##### Task input #####
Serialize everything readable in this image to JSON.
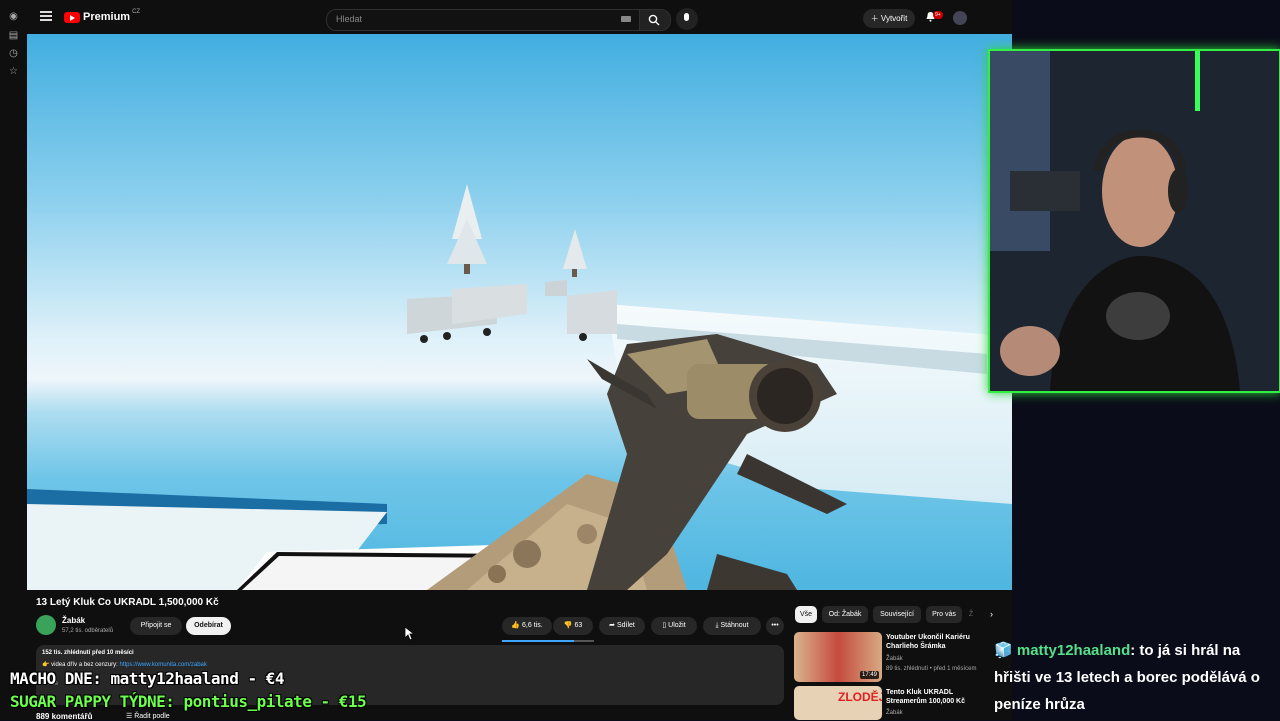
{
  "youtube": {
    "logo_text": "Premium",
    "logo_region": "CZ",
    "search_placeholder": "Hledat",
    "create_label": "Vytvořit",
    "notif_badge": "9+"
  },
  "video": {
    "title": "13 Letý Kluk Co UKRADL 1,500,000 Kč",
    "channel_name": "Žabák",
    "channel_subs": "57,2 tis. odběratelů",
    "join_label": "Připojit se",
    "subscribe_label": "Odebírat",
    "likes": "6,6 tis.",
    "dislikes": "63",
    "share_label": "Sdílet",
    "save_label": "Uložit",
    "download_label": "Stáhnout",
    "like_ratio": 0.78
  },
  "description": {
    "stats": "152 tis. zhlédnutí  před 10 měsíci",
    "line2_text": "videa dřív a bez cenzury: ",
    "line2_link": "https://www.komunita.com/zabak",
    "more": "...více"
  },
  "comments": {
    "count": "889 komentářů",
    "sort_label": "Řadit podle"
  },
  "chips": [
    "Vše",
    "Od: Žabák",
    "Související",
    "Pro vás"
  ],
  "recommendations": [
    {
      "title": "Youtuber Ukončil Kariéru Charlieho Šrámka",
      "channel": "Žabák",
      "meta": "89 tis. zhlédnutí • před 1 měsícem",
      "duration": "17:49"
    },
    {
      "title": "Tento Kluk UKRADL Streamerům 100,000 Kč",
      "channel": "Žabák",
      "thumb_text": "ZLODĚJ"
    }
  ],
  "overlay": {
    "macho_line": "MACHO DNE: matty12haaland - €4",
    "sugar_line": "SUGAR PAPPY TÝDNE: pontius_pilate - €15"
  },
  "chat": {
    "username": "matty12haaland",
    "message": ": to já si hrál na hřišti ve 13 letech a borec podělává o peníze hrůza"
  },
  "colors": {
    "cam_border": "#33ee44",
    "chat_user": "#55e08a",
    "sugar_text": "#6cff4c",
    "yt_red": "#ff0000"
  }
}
#####
▶ _Work to be completed_
State the number of lines above that hold the string "title", with nothing added.

▶ _Answer to the exercise_
3